### Texte présenté

Effectivement lundi matin vers 8h30, premier mail où on nous demande si notre camion est immatriculé en Iran et s’il s’agit bien d’une exportation et non pas d’un transit. Ce n’est bien sûr pas le cas et là, on nous annonce au minimum 3 jours de délai et là, on craque. Nos visas expirent et il est hors de question que l’on quitte l’Iran en abandonnant notre camion. On envoie un mail en annonçant qu’après les 3 jours passés à échanger des dizaines de mail (sans compter les mails précédents de préparation) et les coups de fils à rallonges passés, on annule finalement tout et que l’on va se débrouiller tout seul.

### Consigne
Poursuivez le récit ci-dessus sur le camion et les visas en Iran en reprenant juste après sa dernière phrase.

Données sources

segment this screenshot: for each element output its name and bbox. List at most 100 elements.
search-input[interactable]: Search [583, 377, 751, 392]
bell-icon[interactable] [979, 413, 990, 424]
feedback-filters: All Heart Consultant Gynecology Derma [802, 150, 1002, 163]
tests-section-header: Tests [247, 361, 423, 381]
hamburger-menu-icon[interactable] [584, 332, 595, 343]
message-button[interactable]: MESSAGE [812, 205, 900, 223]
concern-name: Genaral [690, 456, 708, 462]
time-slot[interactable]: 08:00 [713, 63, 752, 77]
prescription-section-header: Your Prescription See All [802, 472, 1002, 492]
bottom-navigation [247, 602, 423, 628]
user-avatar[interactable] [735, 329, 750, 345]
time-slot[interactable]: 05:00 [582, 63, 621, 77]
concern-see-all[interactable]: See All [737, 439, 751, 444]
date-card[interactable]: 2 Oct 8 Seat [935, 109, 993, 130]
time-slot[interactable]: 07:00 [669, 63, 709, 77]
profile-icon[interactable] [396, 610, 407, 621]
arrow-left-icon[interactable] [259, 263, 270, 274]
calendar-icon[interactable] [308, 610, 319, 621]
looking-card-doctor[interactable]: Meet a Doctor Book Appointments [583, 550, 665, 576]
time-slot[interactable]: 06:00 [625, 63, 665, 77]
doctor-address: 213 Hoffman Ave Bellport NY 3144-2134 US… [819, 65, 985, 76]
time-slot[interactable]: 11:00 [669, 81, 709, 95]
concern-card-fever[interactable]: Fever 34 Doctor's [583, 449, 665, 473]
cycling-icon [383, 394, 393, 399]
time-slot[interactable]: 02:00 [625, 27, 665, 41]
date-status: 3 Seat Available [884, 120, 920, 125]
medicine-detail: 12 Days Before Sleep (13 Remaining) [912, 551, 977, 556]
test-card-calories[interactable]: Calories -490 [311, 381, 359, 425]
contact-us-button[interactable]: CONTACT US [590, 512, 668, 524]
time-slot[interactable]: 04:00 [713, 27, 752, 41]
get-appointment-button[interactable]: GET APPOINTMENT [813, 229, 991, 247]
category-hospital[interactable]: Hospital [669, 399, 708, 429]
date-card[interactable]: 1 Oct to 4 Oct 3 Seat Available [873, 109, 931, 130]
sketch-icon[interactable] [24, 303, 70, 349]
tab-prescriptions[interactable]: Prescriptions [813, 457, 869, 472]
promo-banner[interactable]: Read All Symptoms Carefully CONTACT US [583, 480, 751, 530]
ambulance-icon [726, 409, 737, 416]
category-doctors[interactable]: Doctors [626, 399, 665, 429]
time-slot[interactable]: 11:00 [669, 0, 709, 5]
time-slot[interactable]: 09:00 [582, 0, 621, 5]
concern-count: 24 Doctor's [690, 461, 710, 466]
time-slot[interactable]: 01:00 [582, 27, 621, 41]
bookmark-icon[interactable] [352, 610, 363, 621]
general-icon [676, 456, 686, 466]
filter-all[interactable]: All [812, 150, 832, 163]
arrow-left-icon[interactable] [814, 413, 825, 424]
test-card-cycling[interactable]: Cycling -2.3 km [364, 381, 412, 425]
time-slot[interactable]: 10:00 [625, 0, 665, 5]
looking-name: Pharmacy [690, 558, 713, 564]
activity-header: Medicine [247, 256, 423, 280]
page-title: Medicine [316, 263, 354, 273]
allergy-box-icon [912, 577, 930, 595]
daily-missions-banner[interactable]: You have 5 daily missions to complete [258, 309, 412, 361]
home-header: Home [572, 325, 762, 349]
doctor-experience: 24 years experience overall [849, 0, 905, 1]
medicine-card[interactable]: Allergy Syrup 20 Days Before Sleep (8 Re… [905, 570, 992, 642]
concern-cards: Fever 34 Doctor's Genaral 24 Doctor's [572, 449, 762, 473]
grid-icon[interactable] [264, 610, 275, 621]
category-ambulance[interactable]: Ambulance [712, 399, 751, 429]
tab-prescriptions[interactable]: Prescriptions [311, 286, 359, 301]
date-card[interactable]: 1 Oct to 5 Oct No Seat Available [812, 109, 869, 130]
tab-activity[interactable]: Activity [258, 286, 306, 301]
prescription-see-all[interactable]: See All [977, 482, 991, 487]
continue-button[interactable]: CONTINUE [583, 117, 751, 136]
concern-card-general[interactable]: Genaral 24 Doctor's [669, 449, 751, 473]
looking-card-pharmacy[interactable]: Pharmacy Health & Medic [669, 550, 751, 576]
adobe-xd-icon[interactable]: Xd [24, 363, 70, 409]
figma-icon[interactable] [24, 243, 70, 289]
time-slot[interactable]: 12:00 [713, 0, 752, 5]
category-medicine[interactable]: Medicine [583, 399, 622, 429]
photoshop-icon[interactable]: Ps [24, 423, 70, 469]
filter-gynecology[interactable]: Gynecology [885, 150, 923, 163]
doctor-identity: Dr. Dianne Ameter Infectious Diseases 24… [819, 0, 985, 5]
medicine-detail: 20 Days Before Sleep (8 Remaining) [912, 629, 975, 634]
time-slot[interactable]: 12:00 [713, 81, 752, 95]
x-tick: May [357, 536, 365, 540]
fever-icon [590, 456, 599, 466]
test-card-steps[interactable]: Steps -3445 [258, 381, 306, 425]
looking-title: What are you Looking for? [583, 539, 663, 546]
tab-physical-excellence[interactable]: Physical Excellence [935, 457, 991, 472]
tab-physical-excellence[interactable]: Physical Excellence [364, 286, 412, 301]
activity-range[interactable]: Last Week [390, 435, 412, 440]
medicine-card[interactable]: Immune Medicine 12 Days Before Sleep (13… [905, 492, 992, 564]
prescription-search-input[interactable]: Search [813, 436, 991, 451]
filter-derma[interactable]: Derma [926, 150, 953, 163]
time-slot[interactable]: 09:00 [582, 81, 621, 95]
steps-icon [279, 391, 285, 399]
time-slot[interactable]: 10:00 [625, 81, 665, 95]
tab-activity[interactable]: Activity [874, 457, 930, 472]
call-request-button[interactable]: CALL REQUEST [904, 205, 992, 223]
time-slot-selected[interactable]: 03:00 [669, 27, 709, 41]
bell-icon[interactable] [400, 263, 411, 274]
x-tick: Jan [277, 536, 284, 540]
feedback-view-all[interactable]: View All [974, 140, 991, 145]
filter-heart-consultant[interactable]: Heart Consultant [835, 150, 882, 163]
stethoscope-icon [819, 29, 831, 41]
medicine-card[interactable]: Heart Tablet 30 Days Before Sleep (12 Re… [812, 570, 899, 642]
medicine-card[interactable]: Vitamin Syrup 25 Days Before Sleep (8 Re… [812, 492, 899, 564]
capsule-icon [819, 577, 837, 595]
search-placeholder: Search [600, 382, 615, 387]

### Résultat de l'exercice
On plie bagages en 10 minutes chrono, on saute dans le camion et on file vers l’agence qui vend les billets pour le ferry au milieu d’une tempête de sable pour couronner le tout. Grâce aux précieuses infos de Vanessa et Romain (www.vanetroamoto.com), on arrive directement dans le bon bureau où le gars de la compagnie nous dit que c’est vraiment juste pour faire les papiers pour un départ ce soir (il est presque 11 heures). Mais, il est drôlement sympa (et son chef aussi, qui me prie de l’excuser car j’ai assisté à une engueulade tandis qu’on attendait dans son bureau) et ils nous font une attestation précisant que les billets seront émis plus tard. Ils nous disent de nous rendre immédiatement au port pour faire toutes les démarches pour le camion au plus vite (tout ferme à 14h). Quelqu’un de la compagnie viendra nous amener les billets le soir au port à l’embarquement.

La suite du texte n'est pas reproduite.